===== Dataset records =====

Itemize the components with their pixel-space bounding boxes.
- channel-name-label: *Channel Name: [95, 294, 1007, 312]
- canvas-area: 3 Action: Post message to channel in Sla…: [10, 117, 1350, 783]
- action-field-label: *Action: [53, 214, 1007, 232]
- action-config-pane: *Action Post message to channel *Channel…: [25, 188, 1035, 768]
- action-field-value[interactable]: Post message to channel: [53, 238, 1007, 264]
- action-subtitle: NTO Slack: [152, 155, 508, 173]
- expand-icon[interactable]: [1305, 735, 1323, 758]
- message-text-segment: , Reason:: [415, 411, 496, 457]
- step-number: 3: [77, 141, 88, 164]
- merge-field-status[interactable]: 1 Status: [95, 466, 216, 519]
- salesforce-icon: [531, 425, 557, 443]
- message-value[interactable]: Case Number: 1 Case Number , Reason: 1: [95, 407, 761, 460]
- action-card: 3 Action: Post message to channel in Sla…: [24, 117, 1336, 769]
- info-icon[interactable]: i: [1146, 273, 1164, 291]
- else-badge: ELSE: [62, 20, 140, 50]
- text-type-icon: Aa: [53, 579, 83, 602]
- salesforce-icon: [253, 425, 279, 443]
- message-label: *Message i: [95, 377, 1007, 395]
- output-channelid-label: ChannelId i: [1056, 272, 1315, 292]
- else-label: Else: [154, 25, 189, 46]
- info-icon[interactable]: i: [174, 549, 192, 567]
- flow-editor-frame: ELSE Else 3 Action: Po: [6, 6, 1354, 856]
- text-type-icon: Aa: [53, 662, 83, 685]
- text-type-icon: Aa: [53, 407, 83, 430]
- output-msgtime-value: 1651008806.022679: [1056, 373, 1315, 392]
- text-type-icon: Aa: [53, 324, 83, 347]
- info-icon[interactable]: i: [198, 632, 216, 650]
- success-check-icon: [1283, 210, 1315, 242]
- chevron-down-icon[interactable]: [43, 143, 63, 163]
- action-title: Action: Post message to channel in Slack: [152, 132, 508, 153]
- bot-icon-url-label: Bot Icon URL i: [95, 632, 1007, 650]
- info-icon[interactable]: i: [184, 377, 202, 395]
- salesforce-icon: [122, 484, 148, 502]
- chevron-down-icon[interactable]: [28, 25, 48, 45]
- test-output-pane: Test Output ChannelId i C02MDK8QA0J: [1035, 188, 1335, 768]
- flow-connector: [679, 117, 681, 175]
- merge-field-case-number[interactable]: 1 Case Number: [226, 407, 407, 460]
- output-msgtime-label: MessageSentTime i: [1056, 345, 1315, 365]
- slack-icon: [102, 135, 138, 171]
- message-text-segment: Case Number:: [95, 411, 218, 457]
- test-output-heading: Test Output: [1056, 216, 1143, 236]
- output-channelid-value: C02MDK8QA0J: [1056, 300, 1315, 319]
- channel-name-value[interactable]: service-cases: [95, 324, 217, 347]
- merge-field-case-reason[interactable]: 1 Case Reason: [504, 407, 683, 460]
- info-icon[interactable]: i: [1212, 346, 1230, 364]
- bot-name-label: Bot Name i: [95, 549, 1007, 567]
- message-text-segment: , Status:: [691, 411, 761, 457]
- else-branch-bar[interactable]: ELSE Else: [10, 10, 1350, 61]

=====

[Task statement] Copy every line of the records above verbatim, keeping the original order and leaving nothing out.

[Response to this task]
Itemize the components with their pixel-space bounding boxes.
- channel-name-label: *Channel Name: [95, 294, 1007, 312]
- canvas-area: 3 Action: Post message to channel in Sla…: [10, 117, 1350, 783]
- action-field-label: *Action: [53, 214, 1007, 232]
- action-config-pane: *Action Post message to channel *Channel…: [25, 188, 1035, 768]
- action-field-value[interactable]: Post message to channel: [53, 238, 1007, 264]
- action-subtitle: NTO Slack: [152, 155, 508, 173]
- expand-icon[interactable]: [1305, 735, 1323, 758]
- message-text-segment: , Reason:: [415, 411, 496, 457]
- step-number: 3: [77, 141, 88, 164]
- merge-field-status[interactable]: 1 Status: [95, 466, 216, 519]
- salesforce-icon: [531, 425, 557, 443]
- message-value[interactable]: Case Number: 1 Case Number , Reason: 1: [95, 407, 761, 460]
- action-card: 3 Action: Post message to channel in Sla…: [24, 117, 1336, 769]
- info-icon[interactable]: i: [1146, 273, 1164, 291]
- else-badge: ELSE: [62, 20, 140, 50]
- text-type-icon: Aa: [53, 579, 83, 602]
- salesforce-icon: [253, 425, 279, 443]
- message-label: *Message i: [95, 377, 1007, 395]
- output-channelid-label: ChannelId i: [1056, 272, 1315, 292]
- else-label: Else: [154, 25, 189, 46]
- info-icon[interactable]: i: [174, 549, 192, 567]
- flow-editor-frame: ELSE Else 3 Action: Po: [6, 6, 1354, 856]
- text-type-icon: Aa: [53, 662, 83, 685]
- text-type-icon: Aa: [53, 407, 83, 430]
- output-msgtime-value: 1651008806.022679: [1056, 373, 1315, 392]
- text-type-icon: Aa: [53, 324, 83, 347]
- info-icon[interactable]: i: [198, 632, 216, 650]
- success-check-icon: [1283, 210, 1315, 242]
- chevron-down-icon[interactable]: [43, 143, 63, 163]
- action-title: Action: Post message to channel in Slack: [152, 132, 508, 153]
- bot-icon-url-label: Bot Icon URL i: [95, 632, 1007, 650]
- info-icon[interactable]: i: [184, 377, 202, 395]
- salesforce-icon: [122, 484, 148, 502]
- chevron-down-icon[interactable]: [28, 25, 48, 45]
- test-output-pane: Test Output ChannelId i C02MDK8QA0J: [1035, 188, 1335, 768]
- flow-connector: [679, 117, 681, 175]
- merge-field-case-number[interactable]: 1 Case Number: [226, 407, 407, 460]
- output-msgtime-label: MessageSentTime i: [1056, 345, 1315, 365]
- slack-icon: [102, 135, 138, 171]
- message-text-segment: Case Number:: [95, 411, 218, 457]
- test-output-heading: Test Output: [1056, 216, 1143, 236]
- output-channelid-value: C02MDK8QA0J: [1056, 300, 1315, 319]
- channel-name-value[interactable]: service-cases: [95, 324, 217, 347]
- merge-field-case-reason[interactable]: 1 Case Reason: [504, 407, 683, 460]
- info-icon[interactable]: i: [1212, 346, 1230, 364]
- bot-name-label: Bot Name i: [95, 549, 1007, 567]
- message-text-segment: , Status:: [691, 411, 761, 457]
- else-branch-bar[interactable]: ELSE Else: [10, 10, 1350, 61]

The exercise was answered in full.